(Rijen uit een lay-outdataset)
====

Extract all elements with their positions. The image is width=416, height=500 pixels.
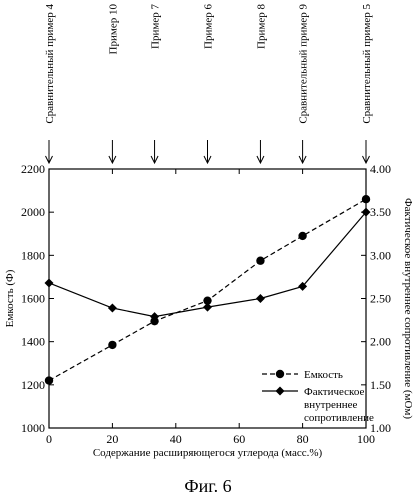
x-tick-label: 80 <box>297 432 309 446</box>
capacity-point <box>44 376 54 385</box>
capacity-point <box>361 195 371 204</box>
series-group <box>44 195 371 385</box>
annotation-label: Пример 10 <box>107 4 119 55</box>
x-tick-label: 20 <box>106 432 118 446</box>
annotation-arrow-head <box>362 155 370 165</box>
legend-marker-resistance <box>275 386 285 396</box>
legend: Емкость Фактическоевнутреннеесопротивлени… <box>262 369 374 424</box>
x-axis-label: Содержание расширяющегося углерода (масс… <box>93 447 323 459</box>
resistance-point <box>44 278 54 288</box>
annotation-arrow-head <box>45 155 53 165</box>
y2-tick-label: 3.50 <box>370 205 391 219</box>
y2-tick-label: 2.00 <box>370 335 391 349</box>
resistance-point <box>203 302 212 312</box>
series-line-0 <box>48 198 367 382</box>
y2-tick-label: 4.00 <box>370 162 391 176</box>
x-tick-label: 60 <box>233 432 245 446</box>
annotation-label: Пример 6 <box>203 4 215 49</box>
y-tick-label: 2000 <box>21 205 45 219</box>
y-tick-label: 1400 <box>21 335 45 349</box>
y2-tick-label: 1.00 <box>370 421 391 435</box>
right-axis-label: Фактическое внутреннее сопротивление (мО… <box>402 198 414 419</box>
resistance-point <box>298 281 308 291</box>
capacity-point <box>298 231 307 241</box>
annotation-arrow-head <box>108 155 117 165</box>
y-tick-label: 1200 <box>21 378 45 392</box>
annotation-arrow-head <box>150 155 159 165</box>
capacity-point <box>203 296 212 305</box>
x-tick-label: 40 <box>170 432 182 446</box>
annotation-label: Пример 7 <box>150 4 162 49</box>
capacity-point <box>256 256 265 265</box>
resistance-point <box>150 312 160 322</box>
resistance-point <box>361 207 371 217</box>
left-axis-label: Емкость (Ф) <box>4 269 16 327</box>
legend-marker-capacity <box>275 369 285 379</box>
y2-tick-label: 3.00 <box>370 248 391 262</box>
y2-tick-label: 1.50 <box>370 378 391 392</box>
right-axis-ticks: 1.00 1.50 2.00 2.50 3.00 3.50 4.00 <box>361 162 391 435</box>
legend-label-resistance-line: сопротивление <box>304 412 374 424</box>
annotation-arrow-head <box>203 155 212 165</box>
figure-caption: Фиг. 6 <box>184 476 231 496</box>
y-tick-label: 2200 <box>21 162 45 176</box>
y-tick-label: 1800 <box>21 248 45 262</box>
capacity-point <box>150 316 159 326</box>
x-tick-label: 100 <box>357 432 375 446</box>
capacity-point <box>108 340 117 350</box>
annotation-arrow-head <box>256 155 265 165</box>
left-axis-ticks: 1000 1200 1400 1600 1800 2000 2200 <box>21 162 54 435</box>
x-axis-ticks: 0 20 40 60 80 100 <box>46 169 375 446</box>
resistance-point <box>107 303 117 313</box>
legend-label-capacity: Емкость <box>304 369 343 381</box>
example-annotations: Сравнительный пример 4 Пример 10 Пример 7 П… <box>44 4 373 165</box>
y2-tick-label: 2.50 <box>370 292 391 306</box>
annotation-label: Сравнительный пример 9 <box>298 4 310 124</box>
annotation-label: Пример 8 <box>255 4 267 49</box>
annotation-label: Сравнительный пример 5 <box>361 4 373 124</box>
resistance-point <box>255 294 265 303</box>
y-tick-label: 1600 <box>21 292 45 306</box>
legend-label-resistance-line: внутреннее <box>304 399 358 411</box>
legend-label-resistance-line: Фактическое <box>304 386 364 398</box>
annotation-label: Сравнительный пример 4 <box>44 4 56 124</box>
x-tick-label: 0 <box>46 432 52 446</box>
annotation-arrow-head <box>298 155 307 165</box>
y-tick-label: 1000 <box>21 421 45 435</box>
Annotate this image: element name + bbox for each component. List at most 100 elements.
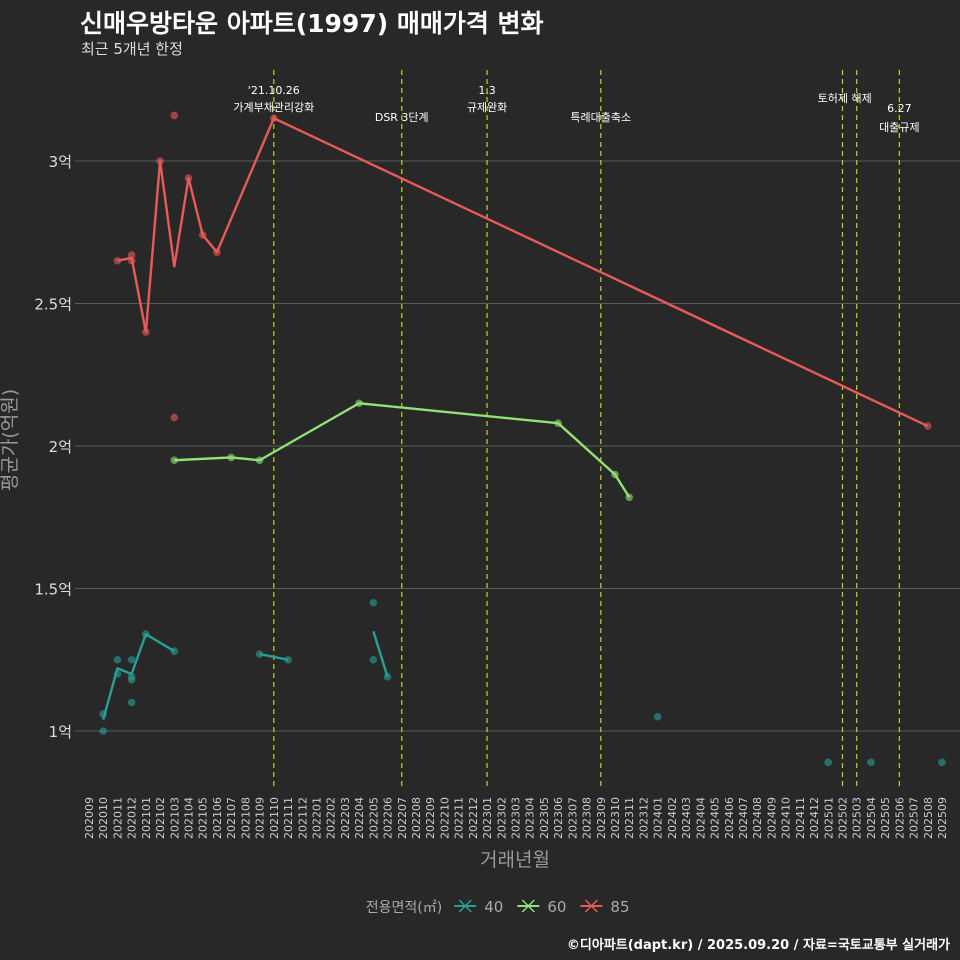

====

» **UIT TE VOEREN TAAK**: Geef het volledige materiaal hierboven weer als een JSON-lijst van strings, met één string per regel en zonder lege regels. Neem de afbeeldingen niet op in het antwoord.

» **HET ANTWOORD**:
[
  "Extract all elements with their positions. The image is width=416, height=500 pixels.",
  "x-tick-label: 80 <box>297 432 309 446</box>",
  "capacity-point <box>44 376 54 385</box>",
  "capacity-point <box>361 195 371 204</box>",
  "series-group <box>44 195 371 385</box>",
  "annotation-label: Пример 10 <box>107 4 119 55</box>",
  "x-tick-label: 20 <box>106 432 118 446</box>",
  "annotation-arrow-head <box>362 155 370 165</box>",
  "legend-marker-resistance <box>275 386 285 396</box>",
  "legend: Емкость Фактическоевнутреннеесопротивлени… <box>262 369 374 424</box>",
  "x-axis-label: Содержание расширяющегося углерода (масс… <box>93 447 323 459</box>",
  "resistance-point <box>44 278 54 288</box>",
  "annotation-arrow-head <box>45 155 53 165</box>",
  "y2-tick-label: 3.50 <box>370 205 391 219</box>",
  "y2-tick-label: 2.00 <box>370 335 391 349</box>",
  "resistance-point <box>203 302 212 312</box>",
  "series-line-0 <box>48 198 367 382</box>",
  "y2-tick-label: 4.00 <box>370 162 391 176</box>",
  "x-tick-label: 60 <box>233 432 245 446</box>",
  "annotation-label: Пример 6 <box>203 4 215 49</box>",
  "y-tick-label: 2000 <box>21 205 45 219</box>",
  "y-tick-label: 1400 <box>21 335 45 349</box>",
  "y2-tick-label: 1.00 <box>370 421 391 435</box>",
  "right-axis-label: Фактическое внутреннее сопротивление (мО… <box>402 198 414 419</box>",
  "resistance-point <box>298 281 308 291</box>",
  "capacity-point <box>298 231 307 241</box>",
  "annotation-arrow-head <box>108 155 117 165</box>",
  "y-tick-label: 1200 <box>21 378 45 392</box>",
  "annotation-arrow-head <box>150 155 159 165</box>",
  "capacity-point <box>203 296 212 305</box>",
  "x-tick-label: 40 <box>170 432 182 446</box>",
  "annotation-label: Пример 7 <box>150 4 162 49</box>",
  "capacity-point <box>256 256 265 265</box>",
  "resistance-point <box>150 312 160 322</box>",
  "resistance-point <box>361 207 371 217</box>",
  "left-axis-label: Емкость (Ф) <box>4 269 16 327</box>",
  "legend-marker-capacity <box>275 369 285 379</box>",
  "y2-tick-label: 3.00 <box>370 248 391 262</box>",
  "y2-tick-label: 1.50 <box>370 378 391 392</box>",
  "right-axis-ticks: 1.00 1.50 2.00 2.50 3.00 3.50 4.00 <box>361 162 391 435</box>",
  "legend-label-resistance-line: сопротивление <box>304 412 374 424</box>",
  "annotation-arrow-head <box>203 155 212 165</box>",
  "figure-caption: Фиг. 6 <box>184 476 231 496</box>",
  "y-tick-label: 2200 <box>21 162 45 176</box>",
  "y-tick-label: 1800 <box>21 248 45 262</box>",
  "capacity-point <box>150 316 159 326</box>",
  "x-tick-label: 100 <box>357 432 375 446</box>",
  "capacity-point <box>108 340 117 350</box>",
  "annotation-arrow-head <box>256 155 265 165</box>",
  "left-axis-ticks: 1000 1200 1400 1600 1800 2000 2200 <box>21 162 54 435</box>",
  "x-axis-ticks: 0 20 40 60 80 100 <box>46 169 375 446</box>",
  "resistance-point <box>107 303 117 313</box>",
  "legend-label-capacity: Емкость <box>304 369 343 381</box>",
  "example-annotations: Сравнительный пример 4 Пример 10 Пример 7 П… <box>44 4 373 165</box>",
  "y2-tick-label: 2.50 <box>370 292 391 306</box>",
  "annotation-label: Сравнительный пример 9 <box>298 4 310 124</box>",
  "annotation-label: Пример 8 <box>255 4 267 49</box>",
  "annotation-label: Сравнительный пример 5 <box>361 4 373 124</box>",
  "resistance-point <box>255 294 265 303</box>",
  "y-tick-label: 1600 <box>21 292 45 306</box>",
  "legend-label-resistance-line: внутреннее <box>304 399 358 411</box>",
  "legend-label-resistance-line: Фактическое <box>304 386 364 398</box>",
  "annotation-label: Сравнительный пример 4 <box>44 4 56 124</box>",
  "x-tick-label: 0 <box>46 432 52 446</box>",
  "annotation-arrow-head <box>298 155 307 165</box>",
  "y-tick-label: 1000 <box>21 421 45 435</box>",
  "Annotate this image: element name + bbox for each component. List at most 100 elements."
]